**EXERCISE PROMPT:**
Identify and pull out each line of the entries in which "January" occurs.

**DATA LINES:**
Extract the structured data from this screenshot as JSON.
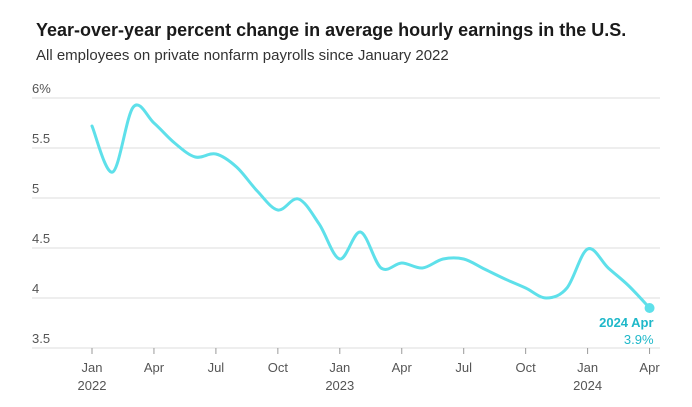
{
  "header": {
    "title": "Year-over-year percent change in average hourly earnings in the U.S.",
    "subtitle": "All employees on private nonfarm payrolls since January 2022"
  },
  "colors": {
    "line": "#5ee0ea",
    "accent": "#1fb8c9",
    "grid": "#dcdcdc"
  },
  "chart_data": {
    "type": "line",
    "title": "Year-over-year percent change in average hourly earnings in the U.S.",
    "subtitle": "All employees on private nonfarm payrolls since January 2022",
    "xlabel": "",
    "ylabel": "",
    "ylim": [
      3.5,
      6
    ],
    "yticks": [
      3.5,
      4,
      4.5,
      5,
      5.5,
      6
    ],
    "ytick_labels": [
      "3.5",
      "4",
      "4.5",
      "5",
      "5.5",
      "6%"
    ],
    "grid": true,
    "xticks": [
      {
        "date": "2022-01",
        "label": "Jan",
        "sub": "2022"
      },
      {
        "date": "2022-04",
        "label": "Apr",
        "sub": ""
      },
      {
        "date": "2022-07",
        "label": "Jul",
        "sub": ""
      },
      {
        "date": "2022-10",
        "label": "Oct",
        "sub": ""
      },
      {
        "date": "2023-01",
        "label": "Jan",
        "sub": "2023"
      },
      {
        "date": "2023-04",
        "label": "Apr",
        "sub": ""
      },
      {
        "date": "2023-07",
        "label": "Jul",
        "sub": ""
      },
      {
        "date": "2023-10",
        "label": "Oct",
        "sub": ""
      },
      {
        "date": "2024-01",
        "label": "Jan",
        "sub": "2024"
      },
      {
        "date": "2024-04",
        "label": "Apr",
        "sub": ""
      }
    ],
    "series": [
      {
        "points": [
          {
            "x": "2022-01",
            "y": 5.72
          },
          {
            "x": "2022-02",
            "y": 5.26
          },
          {
            "x": "2022-03",
            "y": 5.91
          },
          {
            "x": "2022-04",
            "y": 5.75
          },
          {
            "x": "2022-05",
            "y": 5.55
          },
          {
            "x": "2022-06",
            "y": 5.41
          },
          {
            "x": "2022-07",
            "y": 5.44
          },
          {
            "x": "2022-08",
            "y": 5.31
          },
          {
            "x": "2022-09",
            "y": 5.07
          },
          {
            "x": "2022-10",
            "y": 4.88
          },
          {
            "x": "2022-11",
            "y": 4.99
          },
          {
            "x": "2022-12",
            "y": 4.74
          },
          {
            "x": "2023-01",
            "y": 4.39
          },
          {
            "x": "2023-02",
            "y": 4.66
          },
          {
            "x": "2023-03",
            "y": 4.3
          },
          {
            "x": "2023-04",
            "y": 4.35
          },
          {
            "x": "2023-05",
            "y": 4.3
          },
          {
            "x": "2023-06",
            "y": 4.39
          },
          {
            "x": "2023-07",
            "y": 4.39
          },
          {
            "x": "2023-08",
            "y": 4.29
          },
          {
            "x": "2023-09",
            "y": 4.19
          },
          {
            "x": "2023-10",
            "y": 4.1
          },
          {
            "x": "2023-11",
            "y": 4.0
          },
          {
            "x": "2023-12",
            "y": 4.1
          },
          {
            "x": "2024-01",
            "y": 4.49
          },
          {
            "x": "2024-02",
            "y": 4.3
          },
          {
            "x": "2024-03",
            "y": 4.12
          },
          {
            "x": "2024-04",
            "y": 3.9
          }
        ]
      }
    ],
    "callout": {
      "x": "2024-04",
      "y": 3.9,
      "label": "2024 Apr",
      "value_label": "3.9%"
    }
  }
}
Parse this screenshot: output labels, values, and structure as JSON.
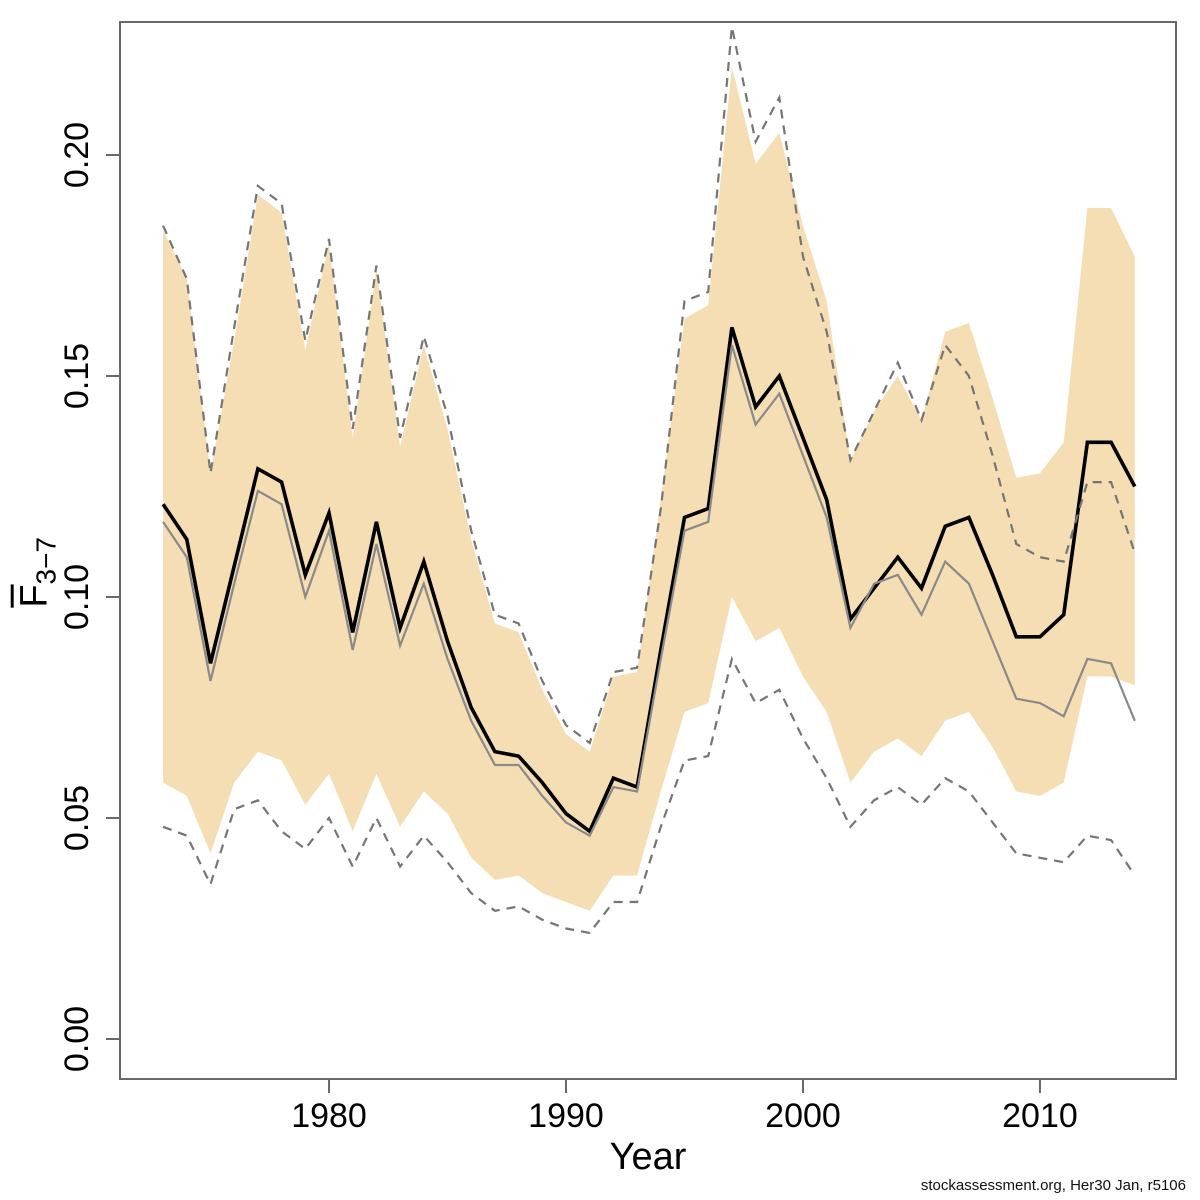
{
  "figure": {
    "watermark": "stockassessment.org, Her30 Jan, r5106"
  },
  "axes": {
    "x": {
      "label": "Year",
      "ticks": [
        1980,
        1990,
        2000,
        2010
      ],
      "tick_labels": [
        "1980",
        "1990",
        "2000",
        "2010"
      ],
      "lim": [
        1971.18,
        2015.74
      ]
    },
    "y": {
      "label_main": "F",
      "label_sub": "3−7",
      "ticks": [
        0.0,
        0.05,
        0.1,
        0.15,
        0.2
      ],
      "tick_labels": [
        "0.00",
        "0.05",
        "0.10",
        "0.15",
        "0.20"
      ],
      "lim": [
        -0.00905,
        0.23009
      ]
    }
  },
  "colors": {
    "band_fill": "#f5deb3",
    "estimate_line": "#000000",
    "comparison_line": "#8a8a8a",
    "dashed_bound": "#757575",
    "axis": "#696969",
    "tick_text": "#000000"
  },
  "chart_data": {
    "type": "line",
    "title": "",
    "xlabel": "Year",
    "ylabel": "Fbar 3-7",
    "legend": "none",
    "grid": false,
    "xlim": [
      1971.18,
      2015.74
    ],
    "ylim": [
      -0.00905,
      0.23009
    ],
    "x": [
      1973,
      1974,
      1975,
      1976,
      1977,
      1978,
      1979,
      1980,
      1981,
      1982,
      1983,
      1984,
      1985,
      1986,
      1987,
      1988,
      1989,
      1990,
      1991,
      1992,
      1993,
      1994,
      1995,
      1996,
      1997,
      1998,
      1999,
      2000,
      2001,
      2002,
      2003,
      2004,
      2005,
      2006,
      2007,
      2008,
      2009,
      2010,
      2011,
      2012,
      2013,
      2014
    ],
    "series": [
      {
        "name": "fbar-estimate",
        "style": "solid",
        "color": "#000000",
        "width": 3.6,
        "values": [
          0.121,
          0.113,
          0.085,
          0.107,
          0.129,
          0.126,
          0.105,
          0.119,
          0.092,
          0.117,
          0.093,
          0.108,
          0.09,
          0.075,
          0.065,
          0.064,
          0.058,
          0.051,
          0.047,
          0.059,
          0.057,
          0.088,
          0.118,
          0.12,
          0.161,
          0.143,
          0.15,
          0.136,
          0.122,
          0.095,
          0.102,
          0.109,
          0.102,
          0.116,
          0.118,
          0.105,
          0.091,
          0.091,
          0.096,
          0.135,
          0.135,
          0.125
        ]
      },
      {
        "name": "comparison-run-estimate",
        "style": "solid",
        "color": "#8a8a8a",
        "width": 2.2,
        "values": [
          0.117,
          0.109,
          0.081,
          0.103,
          0.124,
          0.121,
          0.1,
          0.115,
          0.088,
          0.112,
          0.089,
          0.103,
          0.086,
          0.072,
          0.062,
          0.062,
          0.055,
          0.049,
          0.046,
          0.057,
          0.056,
          0.086,
          0.115,
          0.117,
          0.157,
          0.139,
          0.146,
          0.132,
          0.118,
          0.093,
          0.103,
          0.105,
          0.096,
          0.108,
          0.103,
          0.09,
          0.077,
          0.076,
          0.073,
          0.086,
          0.085,
          0.072
        ]
      },
      {
        "name": "outer-ci-upper",
        "style": "dashed",
        "color": "#757575",
        "width": 2.2,
        "values": [
          0.184,
          0.172,
          0.128,
          0.161,
          0.193,
          0.189,
          0.158,
          0.181,
          0.138,
          0.175,
          0.136,
          0.159,
          0.141,
          0.115,
          0.096,
          0.094,
          0.081,
          0.071,
          0.067,
          0.083,
          0.084,
          0.12,
          0.167,
          0.169,
          0.229,
          0.203,
          0.213,
          0.177,
          0.16,
          0.131,
          0.142,
          0.153,
          0.14,
          0.157,
          0.15,
          0.132,
          0.112,
          0.109,
          0.108,
          0.126,
          0.126,
          0.11
        ]
      },
      {
        "name": "outer-ci-lower",
        "style": "dashed",
        "color": "#757575",
        "width": 2.2,
        "values": [
          0.048,
          0.046,
          0.035,
          0.052,
          0.054,
          0.047,
          0.043,
          0.05,
          0.039,
          0.05,
          0.039,
          0.046,
          0.04,
          0.033,
          0.029,
          0.03,
          0.027,
          0.025,
          0.024,
          0.031,
          0.031,
          0.048,
          0.063,
          0.064,
          0.086,
          0.076,
          0.079,
          0.068,
          0.059,
          0.048,
          0.054,
          0.057,
          0.053,
          0.059,
          0.056,
          0.049,
          0.042,
          0.041,
          0.04,
          0.046,
          0.045,
          0.037
        ]
      }
    ],
    "band": {
      "name": "confidence-band",
      "fill": "#f5deb3",
      "upper": [
        0.183,
        0.172,
        0.128,
        0.158,
        0.191,
        0.187,
        0.156,
        0.18,
        0.136,
        0.174,
        0.134,
        0.157,
        0.138,
        0.113,
        0.094,
        0.092,
        0.079,
        0.069,
        0.065,
        0.082,
        0.083,
        0.122,
        0.163,
        0.166,
        0.22,
        0.198,
        0.205,
        0.184,
        0.167,
        0.131,
        0.142,
        0.15,
        0.14,
        0.16,
        0.162,
        0.145,
        0.127,
        0.128,
        0.135,
        0.188,
        0.188,
        0.177
      ],
      "lower": [
        0.058,
        0.055,
        0.042,
        0.058,
        0.065,
        0.063,
        0.053,
        0.06,
        0.047,
        0.06,
        0.048,
        0.056,
        0.051,
        0.041,
        0.036,
        0.037,
        0.033,
        0.031,
        0.029,
        0.037,
        0.037,
        0.056,
        0.074,
        0.076,
        0.1,
        0.09,
        0.093,
        0.082,
        0.074,
        0.058,
        0.065,
        0.068,
        0.064,
        0.072,
        0.074,
        0.066,
        0.056,
        0.055,
        0.058,
        0.082,
        0.082,
        0.08
      ]
    }
  }
}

**THE COMPLETED TASK:**
    "subtitle": "All employees on private nonfarm payrolls since January 2022"
    "subtitle": "All employees on private nonfarm payrolls since January 2022",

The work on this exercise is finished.